Emit the entire listing verbatim.

§ **Data for this exercise**
▽
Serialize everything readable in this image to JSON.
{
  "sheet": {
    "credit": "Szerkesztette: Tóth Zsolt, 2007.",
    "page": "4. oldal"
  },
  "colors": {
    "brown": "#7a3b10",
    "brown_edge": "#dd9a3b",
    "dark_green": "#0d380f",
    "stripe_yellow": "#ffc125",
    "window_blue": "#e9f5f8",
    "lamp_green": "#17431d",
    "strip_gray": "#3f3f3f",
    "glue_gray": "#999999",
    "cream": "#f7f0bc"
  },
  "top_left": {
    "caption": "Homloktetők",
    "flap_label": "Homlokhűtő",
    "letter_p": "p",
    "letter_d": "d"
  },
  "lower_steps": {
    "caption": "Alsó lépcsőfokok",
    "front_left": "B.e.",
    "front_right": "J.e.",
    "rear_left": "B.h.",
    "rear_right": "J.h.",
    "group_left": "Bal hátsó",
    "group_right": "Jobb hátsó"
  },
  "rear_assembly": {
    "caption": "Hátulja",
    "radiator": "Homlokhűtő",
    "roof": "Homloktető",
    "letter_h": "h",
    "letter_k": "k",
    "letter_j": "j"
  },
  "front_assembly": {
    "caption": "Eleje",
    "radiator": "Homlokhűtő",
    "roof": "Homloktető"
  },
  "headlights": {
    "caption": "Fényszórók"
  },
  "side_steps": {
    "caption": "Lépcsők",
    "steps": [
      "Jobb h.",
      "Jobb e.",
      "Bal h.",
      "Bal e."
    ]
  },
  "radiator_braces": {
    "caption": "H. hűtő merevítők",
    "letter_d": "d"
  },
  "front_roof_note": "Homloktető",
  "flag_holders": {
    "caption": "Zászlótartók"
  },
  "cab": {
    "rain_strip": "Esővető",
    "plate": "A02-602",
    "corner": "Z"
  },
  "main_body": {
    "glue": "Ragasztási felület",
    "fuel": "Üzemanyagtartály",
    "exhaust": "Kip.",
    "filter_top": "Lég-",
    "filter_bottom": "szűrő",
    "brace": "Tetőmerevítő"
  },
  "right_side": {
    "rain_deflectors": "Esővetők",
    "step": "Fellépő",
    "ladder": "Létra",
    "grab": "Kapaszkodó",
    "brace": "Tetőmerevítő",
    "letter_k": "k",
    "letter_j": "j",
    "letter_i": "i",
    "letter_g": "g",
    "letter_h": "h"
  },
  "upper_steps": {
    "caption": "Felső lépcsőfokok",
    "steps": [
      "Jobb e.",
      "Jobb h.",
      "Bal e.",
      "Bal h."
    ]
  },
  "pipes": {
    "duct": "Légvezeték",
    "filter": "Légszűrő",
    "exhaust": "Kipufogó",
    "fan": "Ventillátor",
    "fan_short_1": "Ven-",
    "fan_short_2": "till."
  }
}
△
§ **Answer**
Serialize everything readable in this image to JSON.
{
  "sheet": {
    "credit": "Szerkesztette: Tóth Zsolt, 2007.",
    "page": "4. oldal"
  },
  "colors": {
    "brown": "#7a3b10",
    "brown_edge": "#dd9a3b",
    "dark_green": "#0d380f",
    "stripe_yellow": "#ffc125",
    "window_blue": "#e9f5f8",
    "lamp_green": "#17431d",
    "strip_gray": "#3f3f3f",
    "glue_gray": "#999999",
    "cream": "#f7f0bc"
  },
  "top_left": {
    "caption": "Homloktetők",
    "flap_label": "Homlokhűtő",
    "letter_p": "p",
    "letter_d": "d"
  },
  "lower_steps": {
    "caption": "Alsó lépcsőfokok",
    "front_left": "B.e.",
    "front_right": "J.e.",
    "rear_left": "B.h.",
    "rear_right": "J.h.",
    "group_left": "Bal hátsó",
    "group_right": "Jobb hátsó"
  },
  "rear_assembly": {
    "caption": "Hátulja",
    "radiator": "Homlokhűtő",
    "roof": "Homloktető",
    "letter_h": "h",
    "letter_k": "k",
    "letter_j": "j"
  },
  "front_assembly": {
    "caption": "Eleje",
    "radiator": "Homlokhűtő",
    "roof": "Homloktető"
  },
  "headlights": {
    "caption": "Fényszórók"
  },
  "side_steps": {
    "caption": "Lépcsők",
    "steps": [
      "Jobb h.",
      "Jobb e.",
      "Bal h.",
      "Bal e."
    ]
  },
  "radiator_braces": {
    "caption": "H. hűtő merevítők",
    "letter_d": "d"
  },
  "front_roof_note": "Homloktető",
  "flag_holders": {
    "caption": "Zászlótartók"
  },
  "cab": {
    "rain_strip": "Esővető",
    "plate": "A02-602",
    "corner": "Z"
  },
  "main_body": {
    "glue": "Ragasztási felület",
    "fuel": "Üzemanyagtartály",
    "exhaust": "Kip.",
    "filter_top": "Lég-",
    "filter_bottom": "szűrő",
    "brace": "Tetőmerevítő"
  },
  "right_side": {
    "rain_deflectors": "Esővetők",
    "step": "Fellépő",
    "ladder": "Létra",
    "grab": "Kapaszkodó",
    "brace": "Tetőmerevítő",
    "letter_k": "k",
    "letter_j": "j",
    "letter_i": "i",
    "letter_g": "g",
    "letter_h": "h"
  },
  "upper_steps": {
    "caption": "Felső lépcsőfokok",
    "steps": [
      "Jobb e.",
      "Jobb h.",
      "Bal e.",
      "Bal h."
    ]
  },
  "pipes": {
    "duct": "Légvezeték",
    "filter": "Légszűrő",
    "exhaust": "Kipufogó",
    "fan": "Ventillátor",
    "fan_short_1": "Ven-",
    "fan_short_2": "till."
  }
}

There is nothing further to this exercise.